*What to produce*
From the entries below, copy every line where the string "recognition" appears.

*Information given*
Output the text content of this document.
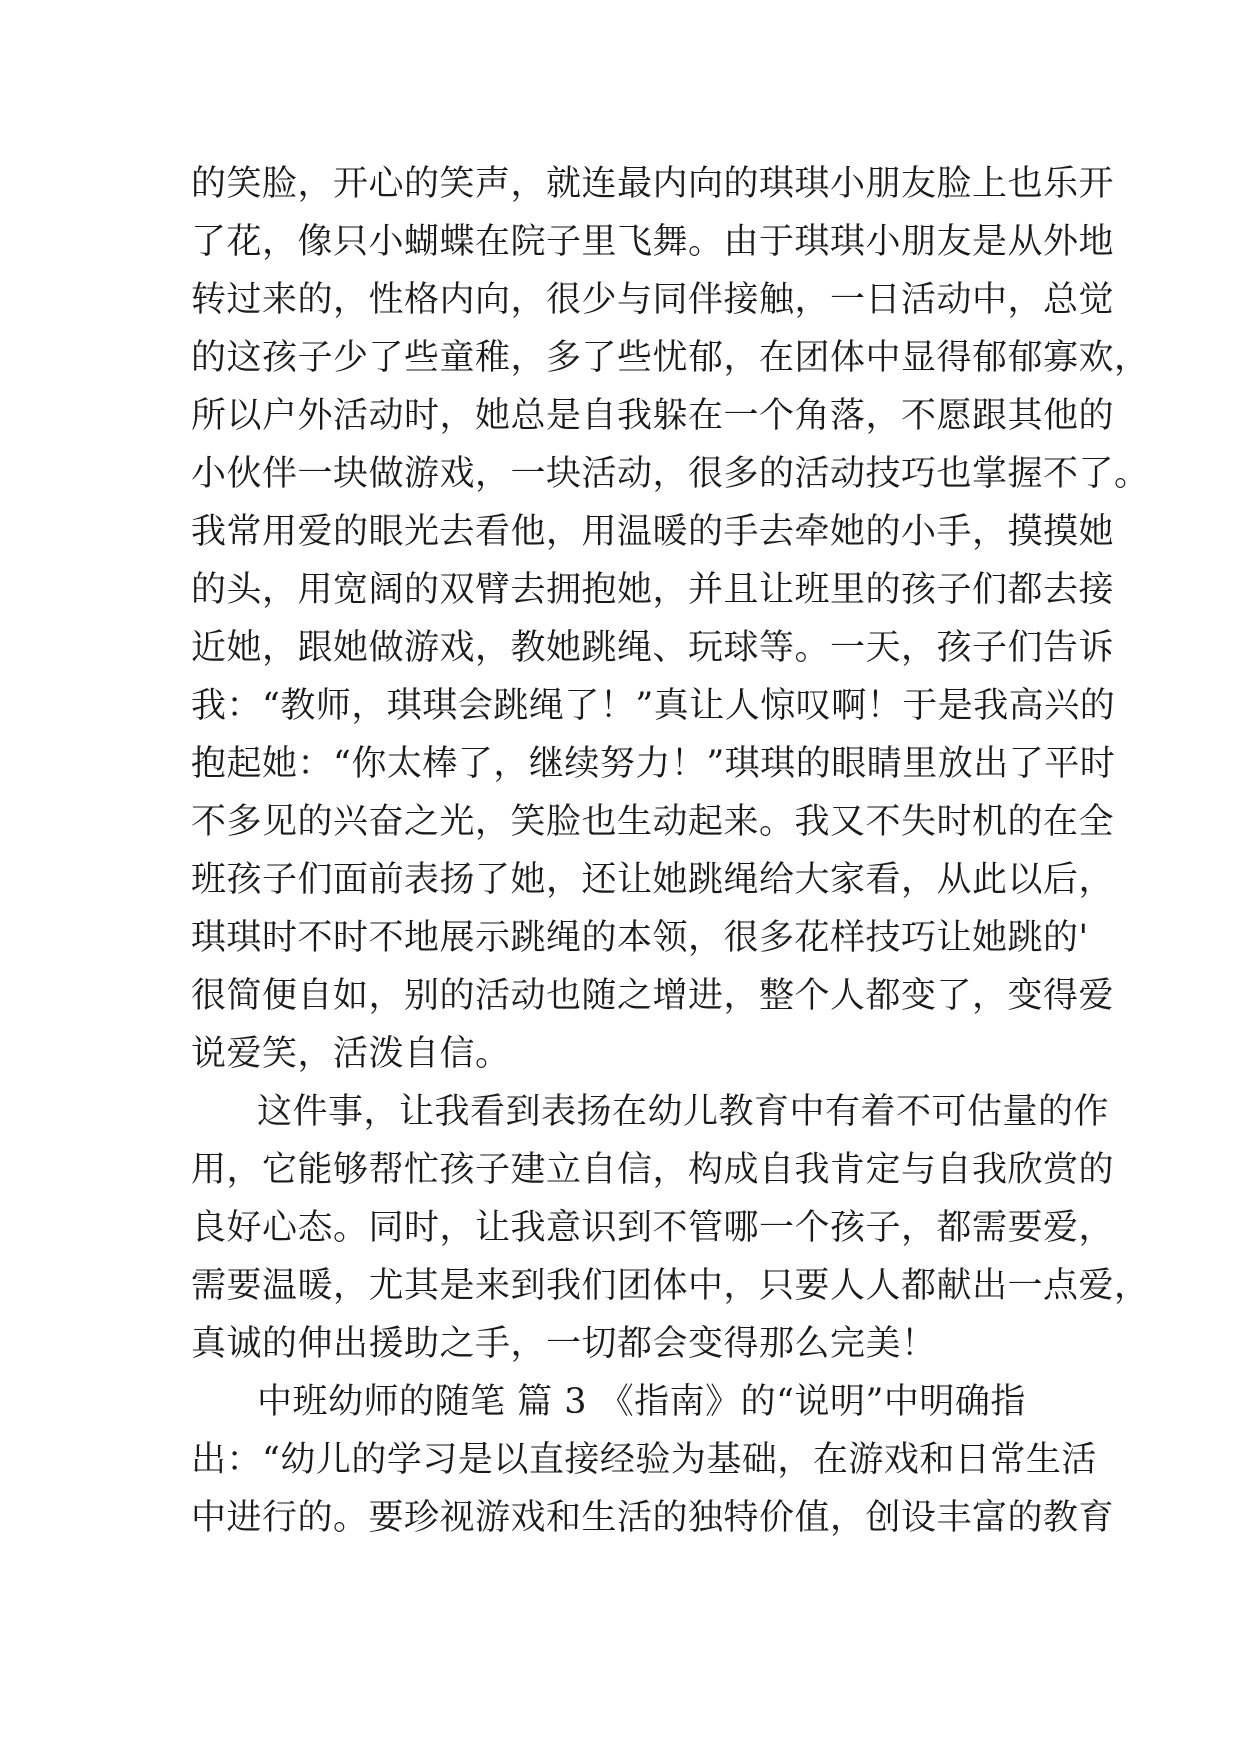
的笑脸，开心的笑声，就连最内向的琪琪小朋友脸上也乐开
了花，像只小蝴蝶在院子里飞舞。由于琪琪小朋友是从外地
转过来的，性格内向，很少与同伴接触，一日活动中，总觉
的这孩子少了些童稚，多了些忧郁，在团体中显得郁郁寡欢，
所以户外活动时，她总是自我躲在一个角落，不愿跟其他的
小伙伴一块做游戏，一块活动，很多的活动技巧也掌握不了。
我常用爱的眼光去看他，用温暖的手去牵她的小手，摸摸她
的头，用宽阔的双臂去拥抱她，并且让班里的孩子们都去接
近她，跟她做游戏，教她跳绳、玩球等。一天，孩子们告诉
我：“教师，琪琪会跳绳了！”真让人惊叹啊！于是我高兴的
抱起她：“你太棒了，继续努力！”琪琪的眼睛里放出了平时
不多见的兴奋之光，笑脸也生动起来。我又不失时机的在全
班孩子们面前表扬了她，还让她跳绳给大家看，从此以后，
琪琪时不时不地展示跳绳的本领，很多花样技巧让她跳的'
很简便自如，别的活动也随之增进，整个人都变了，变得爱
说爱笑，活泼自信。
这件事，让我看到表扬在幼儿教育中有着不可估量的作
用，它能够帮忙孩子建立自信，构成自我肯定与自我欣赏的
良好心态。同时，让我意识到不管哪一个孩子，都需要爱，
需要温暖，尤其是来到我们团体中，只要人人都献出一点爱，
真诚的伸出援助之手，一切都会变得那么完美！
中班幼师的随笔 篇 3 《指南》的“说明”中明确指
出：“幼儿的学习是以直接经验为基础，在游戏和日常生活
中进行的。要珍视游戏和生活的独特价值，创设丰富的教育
---
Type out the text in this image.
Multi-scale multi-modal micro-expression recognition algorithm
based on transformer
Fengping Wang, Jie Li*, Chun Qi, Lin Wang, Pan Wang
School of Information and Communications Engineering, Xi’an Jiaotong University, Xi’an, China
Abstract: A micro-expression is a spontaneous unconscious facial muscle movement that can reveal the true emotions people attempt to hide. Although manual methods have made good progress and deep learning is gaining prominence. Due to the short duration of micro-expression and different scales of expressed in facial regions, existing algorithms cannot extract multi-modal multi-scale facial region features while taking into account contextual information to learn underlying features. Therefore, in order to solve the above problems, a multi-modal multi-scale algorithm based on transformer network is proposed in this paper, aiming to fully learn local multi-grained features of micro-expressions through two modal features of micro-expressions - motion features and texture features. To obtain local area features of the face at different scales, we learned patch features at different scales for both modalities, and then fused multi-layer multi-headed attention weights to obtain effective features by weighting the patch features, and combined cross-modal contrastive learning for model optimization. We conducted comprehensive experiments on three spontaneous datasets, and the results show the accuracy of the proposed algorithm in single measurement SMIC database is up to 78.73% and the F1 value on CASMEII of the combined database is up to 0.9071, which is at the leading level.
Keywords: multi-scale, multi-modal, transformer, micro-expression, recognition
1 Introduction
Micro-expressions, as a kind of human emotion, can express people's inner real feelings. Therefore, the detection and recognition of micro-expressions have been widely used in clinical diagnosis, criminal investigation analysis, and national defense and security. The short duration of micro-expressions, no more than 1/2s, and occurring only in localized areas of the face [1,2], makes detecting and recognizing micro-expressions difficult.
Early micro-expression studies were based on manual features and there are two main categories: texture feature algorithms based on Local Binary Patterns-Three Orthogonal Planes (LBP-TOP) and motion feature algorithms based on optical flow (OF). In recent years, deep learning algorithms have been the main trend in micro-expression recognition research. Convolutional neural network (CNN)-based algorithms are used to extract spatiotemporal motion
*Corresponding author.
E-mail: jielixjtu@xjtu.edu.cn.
...
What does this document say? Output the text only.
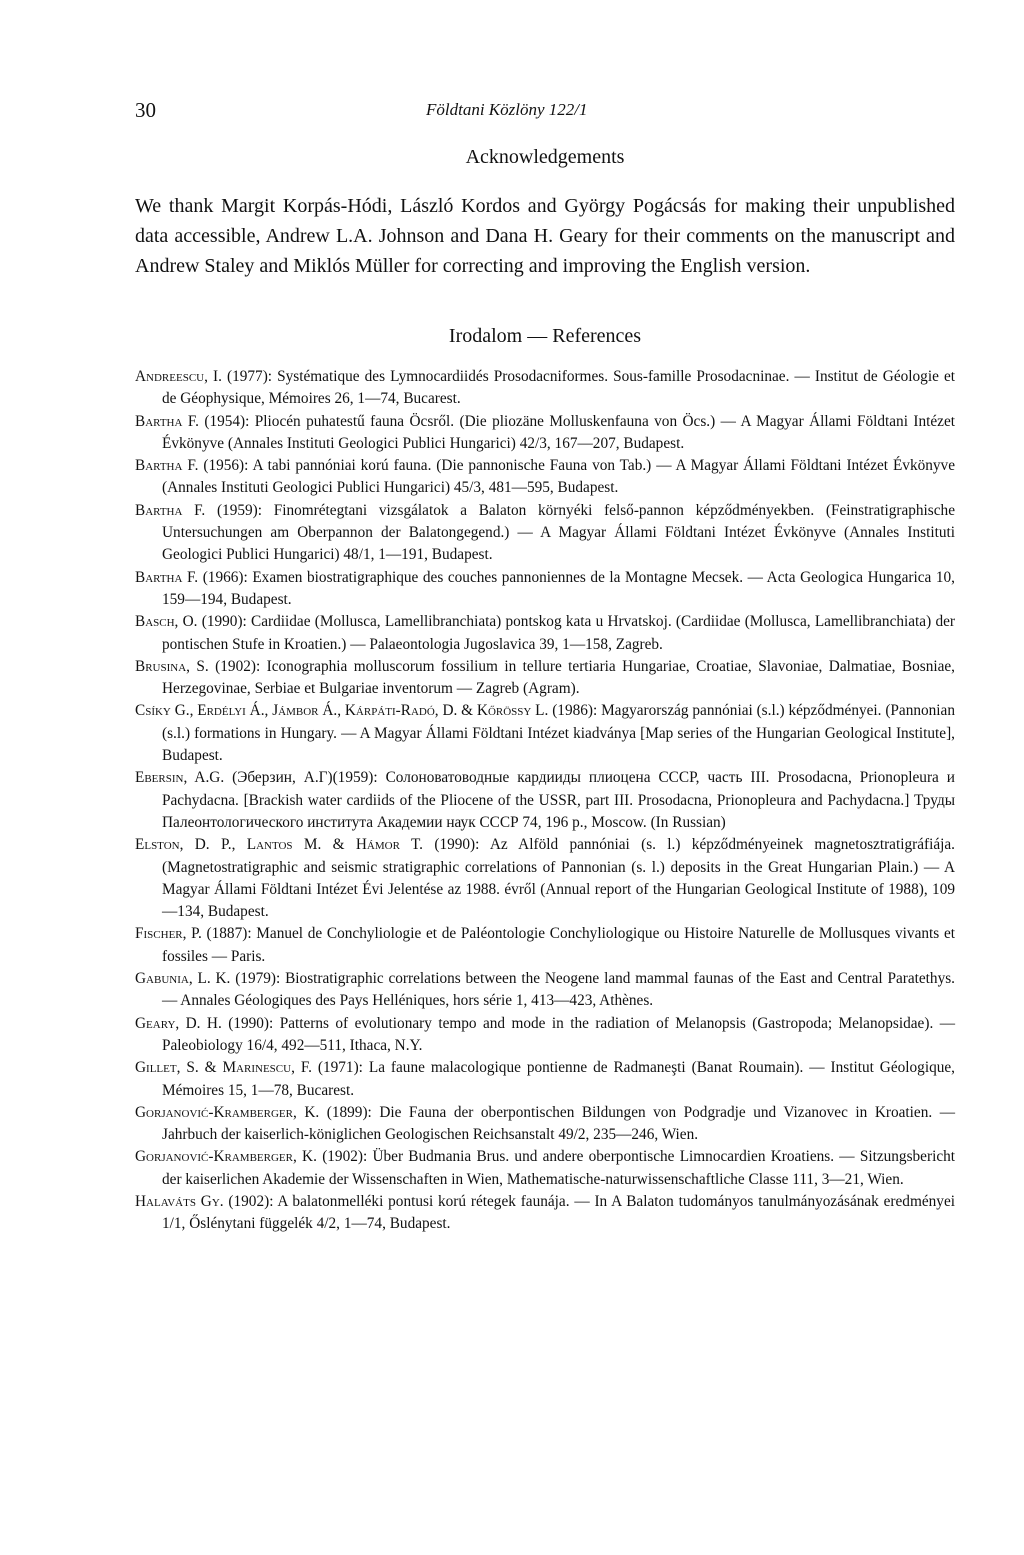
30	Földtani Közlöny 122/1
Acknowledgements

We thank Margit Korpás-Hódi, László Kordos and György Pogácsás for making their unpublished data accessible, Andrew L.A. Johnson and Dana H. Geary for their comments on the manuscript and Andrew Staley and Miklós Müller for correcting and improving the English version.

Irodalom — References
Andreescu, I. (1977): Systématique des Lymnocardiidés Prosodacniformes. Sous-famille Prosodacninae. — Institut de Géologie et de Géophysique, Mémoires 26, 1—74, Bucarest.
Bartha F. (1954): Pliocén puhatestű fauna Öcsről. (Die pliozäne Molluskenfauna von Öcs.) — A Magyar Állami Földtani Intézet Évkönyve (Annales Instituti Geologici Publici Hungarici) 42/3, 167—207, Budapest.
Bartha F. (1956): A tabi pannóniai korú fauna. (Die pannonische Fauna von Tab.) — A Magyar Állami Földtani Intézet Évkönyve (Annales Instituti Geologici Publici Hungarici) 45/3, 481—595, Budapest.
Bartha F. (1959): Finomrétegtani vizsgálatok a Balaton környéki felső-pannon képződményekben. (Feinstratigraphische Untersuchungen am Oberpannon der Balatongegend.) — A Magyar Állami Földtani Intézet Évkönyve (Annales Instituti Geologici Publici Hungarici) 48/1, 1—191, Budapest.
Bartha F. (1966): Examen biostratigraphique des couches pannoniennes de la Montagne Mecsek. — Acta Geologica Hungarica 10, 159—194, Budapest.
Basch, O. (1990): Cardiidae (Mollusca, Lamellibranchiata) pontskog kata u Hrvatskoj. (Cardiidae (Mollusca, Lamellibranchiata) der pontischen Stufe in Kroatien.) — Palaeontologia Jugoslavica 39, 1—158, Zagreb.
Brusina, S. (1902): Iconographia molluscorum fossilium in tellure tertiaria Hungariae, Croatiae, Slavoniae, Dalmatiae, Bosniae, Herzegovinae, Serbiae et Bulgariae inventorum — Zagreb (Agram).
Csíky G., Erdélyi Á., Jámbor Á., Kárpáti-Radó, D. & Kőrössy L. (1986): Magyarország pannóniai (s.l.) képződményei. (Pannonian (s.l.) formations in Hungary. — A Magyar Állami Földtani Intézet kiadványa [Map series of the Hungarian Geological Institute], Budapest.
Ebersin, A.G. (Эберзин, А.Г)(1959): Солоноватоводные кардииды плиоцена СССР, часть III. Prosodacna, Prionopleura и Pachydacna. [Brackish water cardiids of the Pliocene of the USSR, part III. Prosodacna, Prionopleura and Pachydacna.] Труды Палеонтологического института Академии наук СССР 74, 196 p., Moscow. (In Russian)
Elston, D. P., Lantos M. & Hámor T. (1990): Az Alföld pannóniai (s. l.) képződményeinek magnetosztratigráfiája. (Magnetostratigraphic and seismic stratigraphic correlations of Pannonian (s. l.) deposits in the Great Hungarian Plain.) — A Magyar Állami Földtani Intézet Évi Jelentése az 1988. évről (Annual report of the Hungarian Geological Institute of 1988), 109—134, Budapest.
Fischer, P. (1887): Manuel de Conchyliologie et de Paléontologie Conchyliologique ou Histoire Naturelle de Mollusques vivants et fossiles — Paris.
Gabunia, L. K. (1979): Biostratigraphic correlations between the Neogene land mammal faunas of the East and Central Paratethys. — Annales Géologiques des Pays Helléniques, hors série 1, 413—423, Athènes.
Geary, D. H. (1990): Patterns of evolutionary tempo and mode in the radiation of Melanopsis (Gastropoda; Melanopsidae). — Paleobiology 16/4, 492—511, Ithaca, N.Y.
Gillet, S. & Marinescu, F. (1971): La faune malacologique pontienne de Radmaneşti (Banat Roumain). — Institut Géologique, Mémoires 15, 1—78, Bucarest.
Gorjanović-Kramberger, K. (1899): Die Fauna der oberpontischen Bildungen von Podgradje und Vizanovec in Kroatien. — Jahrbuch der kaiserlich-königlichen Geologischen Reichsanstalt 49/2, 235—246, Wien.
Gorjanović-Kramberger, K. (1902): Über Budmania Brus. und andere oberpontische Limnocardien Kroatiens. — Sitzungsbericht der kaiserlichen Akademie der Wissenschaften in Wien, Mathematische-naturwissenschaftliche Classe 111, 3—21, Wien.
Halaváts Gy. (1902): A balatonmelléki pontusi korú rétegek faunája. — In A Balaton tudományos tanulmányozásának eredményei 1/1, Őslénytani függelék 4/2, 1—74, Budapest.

*Output for this exercise*
Multi-scale multi-modal micro-expression recognition algorithm
Keywords: multi-scale, multi-modal, transformer, micro-expression, recognition
Micro-expressions, as a kind of human emotion, can express people's inner real feelings. Therefore, the detection and recognition of micro-expressions have been widely used in clinical diagnosis, criminal investigation analysis, and national defense and security. The short duration of micro-expressions, no more than 1/2s, and occurring only in localized areas of the face [1,2], makes detecting and recognizing micro-expressions difficult.
Early micro-expression studies were based on manual features and there are two main categories: texture feature algorithms based on Local Binary Patterns-Three Orthogonal Planes (LBP-TOP) and motion feature algorithms based on optical flow (OF). In recent years, deep learning algorithms have been the main trend in micro-expression recognition research. Convolutional neural network (CNN)-based algorithms are used to extract spatiotemporal motion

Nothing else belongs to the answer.